Фрагмент для чтения:
Памяти Юрия Любимова
Ему было 97 лет.
Скончался человек-памятник. Трижды памятник. Памятник стране и эпохе. Памятник легендарному театру. И памятник самому себе – столь же легендарному.
В 60-ые и 70-ые театр в СССР был больше, чем театр. А Таганка для Москвы была, пожалуй, значительнее, чем это большее. Крохотный и некомфортабельный зал в старом доме рядом с огромной площадью всегда ломился. В стенах коридора были прорезаны оконца, чтобы те, кому не досталось места на полу, могли что-то увидеть. В самом названии был некий вызов советской официальности. Не имени кого-то или чего-то, а просто театр на Таганке. Местоположение не выбиралось. Но сложилось, что Эти края были известны всей стране по Таганской тюрьме. Неведомо, играл ли режиссёр словами, но имечко у театра запоминалось с налёту. Таганку-тюрьму взорвали в 58-ом, а в 64-ом Любимов привёл в Московский театр драмы и комедии, добавив к названию «на Таганке», целый курс Щукинского училища с их дипломным спектаклем – «Добрый человек из Сезуана» по пьесе Бертольда. Брехта. Этот спектакль сделал знаменитым и обновлённый театр, и режиссёра, и занятых в нём артистов: Зинаиду Славину, Аллу Демидову, Бориса Хмельницкого, Николая Губенко. Играл в нём и Владимир Высоцкий. И именно у бокового входа в театральные уборные Таганки поклонницы и поклонники встречали барда аплодисментами. Наверное, Высоцкий для страны и народа значительнее театра на Таганке. Но здесь он был рядовым актёром сильнейшей труппы. Мэтр устраивал строптивому выволочки. Но, думается, что без Таганки был бы немного другой Высоцкий.

Краткое задание A: Установите, согласуются ли с фрагментом для чтения следующие утверждения: (i) зал театра на Таганке был просторным и удобным; (ii) Таганскую тюрьму взорвали в 58-ом году; (iii) Владимир Высоцкий не участвовал в спектакле «Добрый человек из Сезуана». Для каждого утверждения ответьте «да» или «нет» и точно процитируйте решающие слова фрагмента.

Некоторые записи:
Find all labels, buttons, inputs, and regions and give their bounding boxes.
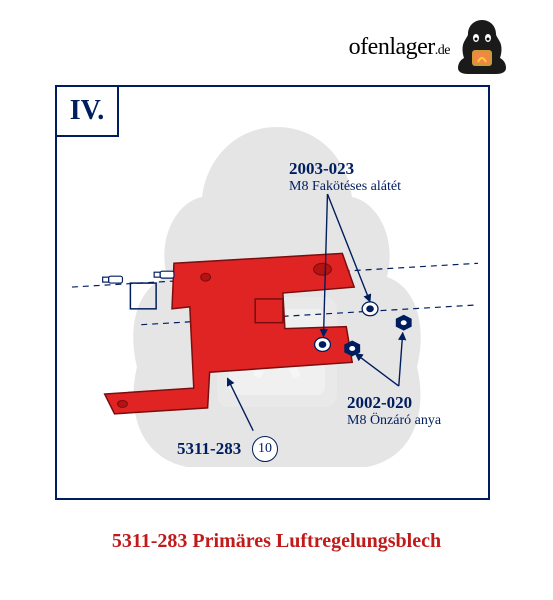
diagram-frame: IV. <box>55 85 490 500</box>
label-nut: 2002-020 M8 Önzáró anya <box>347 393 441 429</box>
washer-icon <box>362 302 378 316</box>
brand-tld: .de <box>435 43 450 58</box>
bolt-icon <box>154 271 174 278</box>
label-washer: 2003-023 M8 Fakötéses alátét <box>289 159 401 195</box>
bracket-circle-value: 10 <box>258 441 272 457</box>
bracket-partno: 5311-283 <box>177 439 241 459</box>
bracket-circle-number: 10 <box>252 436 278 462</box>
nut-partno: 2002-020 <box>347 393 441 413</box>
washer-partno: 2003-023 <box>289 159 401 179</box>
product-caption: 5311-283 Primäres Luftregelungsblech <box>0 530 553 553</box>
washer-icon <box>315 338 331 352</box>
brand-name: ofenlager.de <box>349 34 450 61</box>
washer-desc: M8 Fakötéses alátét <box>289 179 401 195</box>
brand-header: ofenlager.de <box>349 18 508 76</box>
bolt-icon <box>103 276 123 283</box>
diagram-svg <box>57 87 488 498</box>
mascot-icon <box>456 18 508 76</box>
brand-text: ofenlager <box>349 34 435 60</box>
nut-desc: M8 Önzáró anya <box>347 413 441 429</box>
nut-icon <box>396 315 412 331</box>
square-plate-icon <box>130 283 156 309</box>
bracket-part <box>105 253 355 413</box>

---

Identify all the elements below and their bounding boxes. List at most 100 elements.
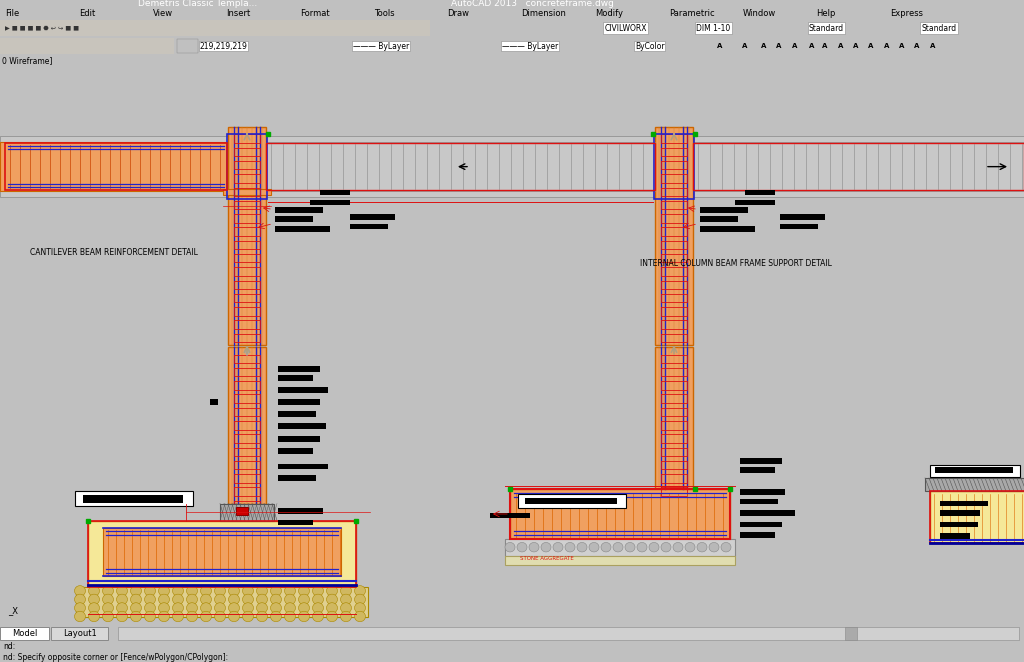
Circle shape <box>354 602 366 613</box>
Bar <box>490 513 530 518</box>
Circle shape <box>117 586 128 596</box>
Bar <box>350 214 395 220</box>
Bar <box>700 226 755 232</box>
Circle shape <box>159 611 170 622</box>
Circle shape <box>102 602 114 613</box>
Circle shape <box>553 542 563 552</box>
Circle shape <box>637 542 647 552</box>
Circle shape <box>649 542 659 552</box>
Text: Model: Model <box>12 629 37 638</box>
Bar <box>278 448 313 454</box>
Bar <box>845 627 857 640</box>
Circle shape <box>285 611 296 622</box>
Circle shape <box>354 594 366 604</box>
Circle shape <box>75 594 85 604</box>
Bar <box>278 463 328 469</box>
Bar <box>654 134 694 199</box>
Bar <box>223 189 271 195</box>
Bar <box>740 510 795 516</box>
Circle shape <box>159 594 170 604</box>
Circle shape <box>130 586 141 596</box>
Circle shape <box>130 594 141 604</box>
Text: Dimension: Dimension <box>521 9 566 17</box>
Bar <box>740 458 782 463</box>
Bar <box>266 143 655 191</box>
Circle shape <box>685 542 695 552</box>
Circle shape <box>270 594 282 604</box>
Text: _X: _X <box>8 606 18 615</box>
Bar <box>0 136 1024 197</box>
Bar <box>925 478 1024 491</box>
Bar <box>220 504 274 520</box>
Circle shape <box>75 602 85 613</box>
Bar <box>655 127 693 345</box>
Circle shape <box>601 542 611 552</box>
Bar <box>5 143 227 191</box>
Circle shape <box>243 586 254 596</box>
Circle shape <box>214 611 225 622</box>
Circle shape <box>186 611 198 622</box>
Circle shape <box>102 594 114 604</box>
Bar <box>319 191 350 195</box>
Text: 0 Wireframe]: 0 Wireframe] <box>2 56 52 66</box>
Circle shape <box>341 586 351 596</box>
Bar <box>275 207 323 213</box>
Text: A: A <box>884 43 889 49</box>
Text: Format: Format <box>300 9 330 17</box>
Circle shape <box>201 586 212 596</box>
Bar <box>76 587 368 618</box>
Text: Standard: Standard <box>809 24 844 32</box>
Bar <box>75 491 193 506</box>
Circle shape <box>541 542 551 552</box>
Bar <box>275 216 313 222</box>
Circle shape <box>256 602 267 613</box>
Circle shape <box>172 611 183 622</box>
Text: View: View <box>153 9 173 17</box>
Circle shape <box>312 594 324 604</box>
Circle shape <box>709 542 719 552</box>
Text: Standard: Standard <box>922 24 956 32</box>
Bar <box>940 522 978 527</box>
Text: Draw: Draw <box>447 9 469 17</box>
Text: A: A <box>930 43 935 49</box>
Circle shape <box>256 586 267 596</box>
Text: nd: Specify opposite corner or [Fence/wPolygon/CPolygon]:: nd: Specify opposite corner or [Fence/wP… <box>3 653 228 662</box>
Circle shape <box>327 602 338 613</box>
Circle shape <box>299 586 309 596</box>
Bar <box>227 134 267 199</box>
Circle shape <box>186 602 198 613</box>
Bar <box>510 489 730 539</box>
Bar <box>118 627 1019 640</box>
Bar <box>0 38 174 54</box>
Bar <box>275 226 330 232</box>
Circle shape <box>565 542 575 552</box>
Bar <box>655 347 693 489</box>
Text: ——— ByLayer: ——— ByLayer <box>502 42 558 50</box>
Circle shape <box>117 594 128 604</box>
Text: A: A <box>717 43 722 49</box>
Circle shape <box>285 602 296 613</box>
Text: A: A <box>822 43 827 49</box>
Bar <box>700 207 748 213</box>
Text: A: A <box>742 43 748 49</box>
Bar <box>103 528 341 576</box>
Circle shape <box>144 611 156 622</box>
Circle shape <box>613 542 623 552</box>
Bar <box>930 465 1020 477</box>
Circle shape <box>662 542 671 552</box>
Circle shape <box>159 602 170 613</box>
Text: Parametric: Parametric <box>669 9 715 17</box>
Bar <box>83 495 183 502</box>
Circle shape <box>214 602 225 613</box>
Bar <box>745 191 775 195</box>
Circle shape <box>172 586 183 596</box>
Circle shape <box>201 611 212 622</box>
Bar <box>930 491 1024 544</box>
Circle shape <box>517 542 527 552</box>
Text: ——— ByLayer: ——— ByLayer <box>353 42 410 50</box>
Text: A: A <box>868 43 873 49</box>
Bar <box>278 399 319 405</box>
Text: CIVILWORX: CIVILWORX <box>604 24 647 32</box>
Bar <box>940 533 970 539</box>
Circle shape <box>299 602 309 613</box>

Краткое задание B: Верните без изменений строки записей, начиная со строки, содержащей «diagram-frame: IV. <box>55 85 490 500</box>», и далее вплоть до строки, содержащей «washer-icon <box>315 338 331 352</box>», включительно.

Ответ на задание A:
(i) Нет: «Крохотный и некомфортабельный зал в старом доме рядом с огромной площадью всегда ломился.»
(ii) Да: «Таганку-тюрьму взорвали в 58-ом»
(iii) Нет: «Играл в нём и Владимир Высоцкий.»

Ответ на задание B:
diagram-frame: IV. <box>55 85 490 500</box>
label-nut: 2002-020 M8 Önzáró anya <box>347 393 441 429</box>
washer-icon <box>362 302 378 316</box>
brand-tld: .de <box>435 43 450 58</box>
bolt-icon <box>154 271 174 278</box>
label-washer: 2003-023 M8 Fakötéses alátét <box>289 159 401 195</box>
bracket-circle-value: 10 <box>258 441 272 457</box>
bracket-partno: 5311-283 <box>177 439 241 459</box>
bracket-circle-number: 10 <box>252 436 278 462</box>
nut-partno: 2002-020 <box>347 393 441 413</box>
washer-partno: 2003-023 <box>289 159 401 179</box>
product-caption: 5311-283 Primäres Luftregelungsblech <box>0 530 553 553</box>
washer-icon <box>315 338 331 352</box>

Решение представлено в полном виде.